__Given instruction__.
Reply with one number: how many lines contain the word "plays".

__Data supplied__.

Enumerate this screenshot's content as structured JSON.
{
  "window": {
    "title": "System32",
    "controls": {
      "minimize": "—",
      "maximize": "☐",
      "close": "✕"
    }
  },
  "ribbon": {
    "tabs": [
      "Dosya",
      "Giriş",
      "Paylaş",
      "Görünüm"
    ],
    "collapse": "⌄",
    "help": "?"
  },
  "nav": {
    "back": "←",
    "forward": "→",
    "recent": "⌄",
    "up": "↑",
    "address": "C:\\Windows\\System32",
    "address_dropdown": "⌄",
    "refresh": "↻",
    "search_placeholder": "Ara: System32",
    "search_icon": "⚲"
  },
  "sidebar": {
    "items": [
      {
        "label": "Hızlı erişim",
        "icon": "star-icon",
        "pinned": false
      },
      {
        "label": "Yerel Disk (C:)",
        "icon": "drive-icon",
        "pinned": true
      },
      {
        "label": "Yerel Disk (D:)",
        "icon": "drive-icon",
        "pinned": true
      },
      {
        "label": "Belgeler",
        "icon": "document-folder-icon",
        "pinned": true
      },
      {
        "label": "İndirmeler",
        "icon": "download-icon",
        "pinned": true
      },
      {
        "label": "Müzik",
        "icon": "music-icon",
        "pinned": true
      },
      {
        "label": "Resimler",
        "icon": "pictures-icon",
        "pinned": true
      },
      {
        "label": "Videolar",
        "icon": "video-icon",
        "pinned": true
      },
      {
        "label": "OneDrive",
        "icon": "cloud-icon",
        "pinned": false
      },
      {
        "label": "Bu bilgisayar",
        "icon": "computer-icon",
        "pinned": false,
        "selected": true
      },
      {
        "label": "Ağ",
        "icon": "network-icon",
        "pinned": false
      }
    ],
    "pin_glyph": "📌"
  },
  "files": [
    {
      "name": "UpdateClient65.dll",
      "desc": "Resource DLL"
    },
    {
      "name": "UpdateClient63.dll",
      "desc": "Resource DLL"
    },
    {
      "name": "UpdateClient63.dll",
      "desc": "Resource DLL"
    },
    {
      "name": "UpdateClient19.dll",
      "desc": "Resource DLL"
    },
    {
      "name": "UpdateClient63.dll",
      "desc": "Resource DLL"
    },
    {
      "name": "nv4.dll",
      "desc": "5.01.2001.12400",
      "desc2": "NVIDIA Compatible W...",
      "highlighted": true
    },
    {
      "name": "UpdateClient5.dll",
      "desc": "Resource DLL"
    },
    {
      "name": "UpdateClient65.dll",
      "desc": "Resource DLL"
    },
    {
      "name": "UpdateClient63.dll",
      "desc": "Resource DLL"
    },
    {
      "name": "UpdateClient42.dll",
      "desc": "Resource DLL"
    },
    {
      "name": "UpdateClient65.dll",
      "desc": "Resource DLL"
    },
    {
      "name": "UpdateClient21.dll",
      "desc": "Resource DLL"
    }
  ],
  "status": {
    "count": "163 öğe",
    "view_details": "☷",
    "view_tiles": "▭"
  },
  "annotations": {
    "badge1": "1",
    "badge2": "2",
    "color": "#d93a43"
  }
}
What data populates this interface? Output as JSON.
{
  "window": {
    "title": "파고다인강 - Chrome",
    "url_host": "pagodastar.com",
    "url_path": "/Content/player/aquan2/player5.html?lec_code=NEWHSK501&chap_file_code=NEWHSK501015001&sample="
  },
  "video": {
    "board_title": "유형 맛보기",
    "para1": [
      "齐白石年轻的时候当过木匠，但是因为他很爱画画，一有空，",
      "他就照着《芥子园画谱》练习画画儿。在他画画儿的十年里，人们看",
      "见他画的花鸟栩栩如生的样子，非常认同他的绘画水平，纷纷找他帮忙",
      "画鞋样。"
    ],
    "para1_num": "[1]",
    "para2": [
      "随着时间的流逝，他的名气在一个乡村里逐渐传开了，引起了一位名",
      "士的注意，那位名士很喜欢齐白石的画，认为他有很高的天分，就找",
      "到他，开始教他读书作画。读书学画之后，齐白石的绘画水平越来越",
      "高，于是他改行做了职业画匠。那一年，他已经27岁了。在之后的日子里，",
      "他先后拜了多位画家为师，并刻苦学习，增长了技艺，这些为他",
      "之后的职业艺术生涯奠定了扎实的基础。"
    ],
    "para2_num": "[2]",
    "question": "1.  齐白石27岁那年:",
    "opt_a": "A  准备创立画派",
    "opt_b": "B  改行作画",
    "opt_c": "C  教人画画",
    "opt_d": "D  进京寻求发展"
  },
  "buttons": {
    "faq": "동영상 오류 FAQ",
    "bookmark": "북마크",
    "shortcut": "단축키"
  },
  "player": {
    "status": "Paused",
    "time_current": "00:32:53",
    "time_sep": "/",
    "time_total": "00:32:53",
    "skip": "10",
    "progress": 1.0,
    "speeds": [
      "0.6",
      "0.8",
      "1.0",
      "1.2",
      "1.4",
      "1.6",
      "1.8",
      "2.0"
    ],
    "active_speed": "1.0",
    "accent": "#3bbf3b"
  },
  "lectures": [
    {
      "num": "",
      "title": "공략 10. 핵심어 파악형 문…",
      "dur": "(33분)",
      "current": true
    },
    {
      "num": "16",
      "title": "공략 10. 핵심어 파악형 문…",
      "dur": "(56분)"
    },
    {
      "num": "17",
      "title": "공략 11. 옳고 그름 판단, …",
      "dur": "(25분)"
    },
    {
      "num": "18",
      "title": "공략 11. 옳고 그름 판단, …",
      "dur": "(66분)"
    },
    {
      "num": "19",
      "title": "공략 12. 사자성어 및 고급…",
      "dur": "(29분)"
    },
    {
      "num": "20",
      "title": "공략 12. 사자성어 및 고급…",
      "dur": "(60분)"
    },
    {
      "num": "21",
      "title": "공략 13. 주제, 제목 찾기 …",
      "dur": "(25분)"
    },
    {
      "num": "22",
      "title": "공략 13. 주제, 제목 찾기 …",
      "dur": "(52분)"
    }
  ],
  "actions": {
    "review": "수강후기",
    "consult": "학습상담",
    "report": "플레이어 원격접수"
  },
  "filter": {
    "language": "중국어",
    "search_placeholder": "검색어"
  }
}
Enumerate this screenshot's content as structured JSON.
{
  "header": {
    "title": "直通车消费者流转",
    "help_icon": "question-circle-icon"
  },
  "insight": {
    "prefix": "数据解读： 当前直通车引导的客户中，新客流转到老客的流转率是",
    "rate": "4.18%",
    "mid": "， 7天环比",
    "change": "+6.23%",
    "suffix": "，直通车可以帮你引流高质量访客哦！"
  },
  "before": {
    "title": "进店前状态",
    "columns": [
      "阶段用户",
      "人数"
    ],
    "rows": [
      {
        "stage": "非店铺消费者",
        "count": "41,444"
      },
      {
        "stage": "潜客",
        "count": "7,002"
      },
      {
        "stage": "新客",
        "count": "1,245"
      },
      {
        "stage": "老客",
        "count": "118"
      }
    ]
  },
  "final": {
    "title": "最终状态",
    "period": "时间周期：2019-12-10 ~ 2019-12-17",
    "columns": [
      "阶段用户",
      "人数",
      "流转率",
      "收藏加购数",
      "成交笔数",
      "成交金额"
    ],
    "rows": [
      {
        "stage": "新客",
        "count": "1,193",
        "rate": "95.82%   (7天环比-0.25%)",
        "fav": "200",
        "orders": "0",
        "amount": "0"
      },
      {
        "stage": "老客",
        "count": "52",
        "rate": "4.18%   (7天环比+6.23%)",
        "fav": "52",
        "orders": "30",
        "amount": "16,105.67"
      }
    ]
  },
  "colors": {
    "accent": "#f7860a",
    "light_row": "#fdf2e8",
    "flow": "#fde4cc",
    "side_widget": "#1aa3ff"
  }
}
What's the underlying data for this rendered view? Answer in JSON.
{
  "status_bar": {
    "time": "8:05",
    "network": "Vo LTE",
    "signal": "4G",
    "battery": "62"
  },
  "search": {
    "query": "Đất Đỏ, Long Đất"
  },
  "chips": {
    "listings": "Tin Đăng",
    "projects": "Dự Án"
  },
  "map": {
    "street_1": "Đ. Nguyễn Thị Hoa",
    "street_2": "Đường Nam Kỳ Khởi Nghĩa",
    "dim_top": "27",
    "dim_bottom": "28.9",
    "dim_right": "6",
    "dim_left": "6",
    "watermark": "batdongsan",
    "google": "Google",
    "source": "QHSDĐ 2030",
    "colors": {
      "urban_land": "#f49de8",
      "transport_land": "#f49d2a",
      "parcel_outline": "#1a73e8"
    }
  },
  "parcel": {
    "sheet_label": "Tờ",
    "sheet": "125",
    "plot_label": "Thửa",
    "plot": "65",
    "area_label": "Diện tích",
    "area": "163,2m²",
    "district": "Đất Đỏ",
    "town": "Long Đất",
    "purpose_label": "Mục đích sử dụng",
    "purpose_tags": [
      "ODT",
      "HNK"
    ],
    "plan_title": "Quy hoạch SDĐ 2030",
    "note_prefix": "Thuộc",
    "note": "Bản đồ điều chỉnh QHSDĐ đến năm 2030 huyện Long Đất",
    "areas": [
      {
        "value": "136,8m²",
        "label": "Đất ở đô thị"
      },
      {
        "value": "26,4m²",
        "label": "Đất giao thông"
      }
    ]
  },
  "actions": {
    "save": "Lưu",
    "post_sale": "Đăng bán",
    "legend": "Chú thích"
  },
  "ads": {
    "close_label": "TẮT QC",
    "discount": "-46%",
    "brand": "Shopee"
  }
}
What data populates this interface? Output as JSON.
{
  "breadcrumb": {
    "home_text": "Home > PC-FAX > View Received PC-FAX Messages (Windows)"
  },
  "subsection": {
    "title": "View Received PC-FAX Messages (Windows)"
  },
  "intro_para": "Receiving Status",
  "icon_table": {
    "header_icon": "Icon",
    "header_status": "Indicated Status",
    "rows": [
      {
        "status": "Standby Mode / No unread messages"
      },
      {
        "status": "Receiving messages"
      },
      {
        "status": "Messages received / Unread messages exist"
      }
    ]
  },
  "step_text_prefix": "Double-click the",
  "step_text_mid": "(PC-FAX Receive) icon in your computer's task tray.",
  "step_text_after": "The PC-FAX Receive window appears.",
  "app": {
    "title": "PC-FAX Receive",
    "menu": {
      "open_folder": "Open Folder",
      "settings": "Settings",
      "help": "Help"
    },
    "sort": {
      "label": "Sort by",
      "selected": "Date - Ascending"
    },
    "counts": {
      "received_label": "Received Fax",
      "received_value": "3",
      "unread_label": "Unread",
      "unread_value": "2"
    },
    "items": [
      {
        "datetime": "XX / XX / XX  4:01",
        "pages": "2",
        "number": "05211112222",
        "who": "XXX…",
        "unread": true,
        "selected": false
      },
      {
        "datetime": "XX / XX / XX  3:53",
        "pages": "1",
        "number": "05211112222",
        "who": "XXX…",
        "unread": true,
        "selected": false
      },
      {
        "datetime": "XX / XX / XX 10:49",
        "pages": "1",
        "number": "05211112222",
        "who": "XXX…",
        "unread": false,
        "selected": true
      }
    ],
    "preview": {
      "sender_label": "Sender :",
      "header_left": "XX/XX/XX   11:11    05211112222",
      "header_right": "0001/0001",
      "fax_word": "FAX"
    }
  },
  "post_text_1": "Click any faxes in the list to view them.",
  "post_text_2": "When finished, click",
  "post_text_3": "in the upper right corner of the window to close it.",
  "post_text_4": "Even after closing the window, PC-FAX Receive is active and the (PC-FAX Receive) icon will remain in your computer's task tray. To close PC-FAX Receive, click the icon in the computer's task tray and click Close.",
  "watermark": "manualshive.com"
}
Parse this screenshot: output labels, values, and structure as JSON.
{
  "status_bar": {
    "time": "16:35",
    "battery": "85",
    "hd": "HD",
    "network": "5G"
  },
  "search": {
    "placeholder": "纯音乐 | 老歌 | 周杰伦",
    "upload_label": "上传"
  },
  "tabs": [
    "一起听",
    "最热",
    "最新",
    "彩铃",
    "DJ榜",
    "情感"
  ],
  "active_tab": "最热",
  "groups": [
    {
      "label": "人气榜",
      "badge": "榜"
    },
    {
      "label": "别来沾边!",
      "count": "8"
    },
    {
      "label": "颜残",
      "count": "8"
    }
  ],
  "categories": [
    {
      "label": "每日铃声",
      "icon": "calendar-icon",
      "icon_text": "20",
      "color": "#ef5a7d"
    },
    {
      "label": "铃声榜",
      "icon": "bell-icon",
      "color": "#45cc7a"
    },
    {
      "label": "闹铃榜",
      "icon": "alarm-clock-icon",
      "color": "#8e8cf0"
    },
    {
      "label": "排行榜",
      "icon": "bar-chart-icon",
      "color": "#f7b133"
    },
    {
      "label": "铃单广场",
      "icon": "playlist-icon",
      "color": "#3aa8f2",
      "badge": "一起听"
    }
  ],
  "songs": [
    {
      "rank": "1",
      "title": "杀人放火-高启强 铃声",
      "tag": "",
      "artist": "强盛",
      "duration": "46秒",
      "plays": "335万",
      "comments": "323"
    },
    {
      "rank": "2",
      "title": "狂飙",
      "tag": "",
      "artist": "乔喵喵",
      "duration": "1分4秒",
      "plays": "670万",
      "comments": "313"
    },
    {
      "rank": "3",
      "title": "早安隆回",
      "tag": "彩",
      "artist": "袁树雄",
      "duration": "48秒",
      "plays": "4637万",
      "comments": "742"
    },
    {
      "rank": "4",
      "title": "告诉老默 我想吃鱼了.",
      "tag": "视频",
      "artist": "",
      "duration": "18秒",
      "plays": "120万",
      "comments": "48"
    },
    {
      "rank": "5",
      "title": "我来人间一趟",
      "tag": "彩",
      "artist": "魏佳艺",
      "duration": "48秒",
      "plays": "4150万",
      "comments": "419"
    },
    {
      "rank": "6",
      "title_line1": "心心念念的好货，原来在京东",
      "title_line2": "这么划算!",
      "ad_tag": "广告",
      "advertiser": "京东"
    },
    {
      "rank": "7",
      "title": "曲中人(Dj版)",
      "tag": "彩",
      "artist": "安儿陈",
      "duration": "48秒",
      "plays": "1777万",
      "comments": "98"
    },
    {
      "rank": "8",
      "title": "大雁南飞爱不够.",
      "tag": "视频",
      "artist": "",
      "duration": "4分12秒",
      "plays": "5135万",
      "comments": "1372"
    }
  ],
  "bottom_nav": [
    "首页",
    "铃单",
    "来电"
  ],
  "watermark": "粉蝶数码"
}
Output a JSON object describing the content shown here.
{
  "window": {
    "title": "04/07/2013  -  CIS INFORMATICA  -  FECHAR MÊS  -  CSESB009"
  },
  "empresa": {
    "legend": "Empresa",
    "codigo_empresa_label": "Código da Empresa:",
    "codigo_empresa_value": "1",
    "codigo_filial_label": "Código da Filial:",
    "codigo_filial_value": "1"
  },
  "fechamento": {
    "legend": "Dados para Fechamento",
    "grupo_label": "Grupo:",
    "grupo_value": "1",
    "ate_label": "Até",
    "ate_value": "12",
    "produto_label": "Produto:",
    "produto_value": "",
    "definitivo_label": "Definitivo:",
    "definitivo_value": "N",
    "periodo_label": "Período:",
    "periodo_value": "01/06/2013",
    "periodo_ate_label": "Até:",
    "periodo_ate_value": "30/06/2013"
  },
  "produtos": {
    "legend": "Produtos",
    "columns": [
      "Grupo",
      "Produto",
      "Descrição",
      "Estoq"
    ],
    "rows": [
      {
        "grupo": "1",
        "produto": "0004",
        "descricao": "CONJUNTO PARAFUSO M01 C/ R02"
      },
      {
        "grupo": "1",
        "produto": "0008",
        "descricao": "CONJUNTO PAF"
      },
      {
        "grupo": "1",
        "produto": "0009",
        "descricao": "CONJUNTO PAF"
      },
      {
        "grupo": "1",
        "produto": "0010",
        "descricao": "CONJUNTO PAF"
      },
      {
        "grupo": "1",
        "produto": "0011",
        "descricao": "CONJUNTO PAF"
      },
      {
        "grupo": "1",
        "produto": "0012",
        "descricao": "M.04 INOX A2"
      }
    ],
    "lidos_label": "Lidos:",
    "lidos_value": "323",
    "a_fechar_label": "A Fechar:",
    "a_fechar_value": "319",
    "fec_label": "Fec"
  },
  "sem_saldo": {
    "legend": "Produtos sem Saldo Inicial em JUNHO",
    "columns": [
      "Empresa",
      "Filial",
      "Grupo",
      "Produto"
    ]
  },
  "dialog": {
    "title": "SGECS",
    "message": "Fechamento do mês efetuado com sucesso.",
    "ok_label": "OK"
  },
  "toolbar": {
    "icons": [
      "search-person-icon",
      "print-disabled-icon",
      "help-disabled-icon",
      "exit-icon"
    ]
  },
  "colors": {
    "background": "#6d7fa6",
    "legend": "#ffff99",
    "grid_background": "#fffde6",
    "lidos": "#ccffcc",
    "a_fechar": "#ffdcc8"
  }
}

__Completed task__.
7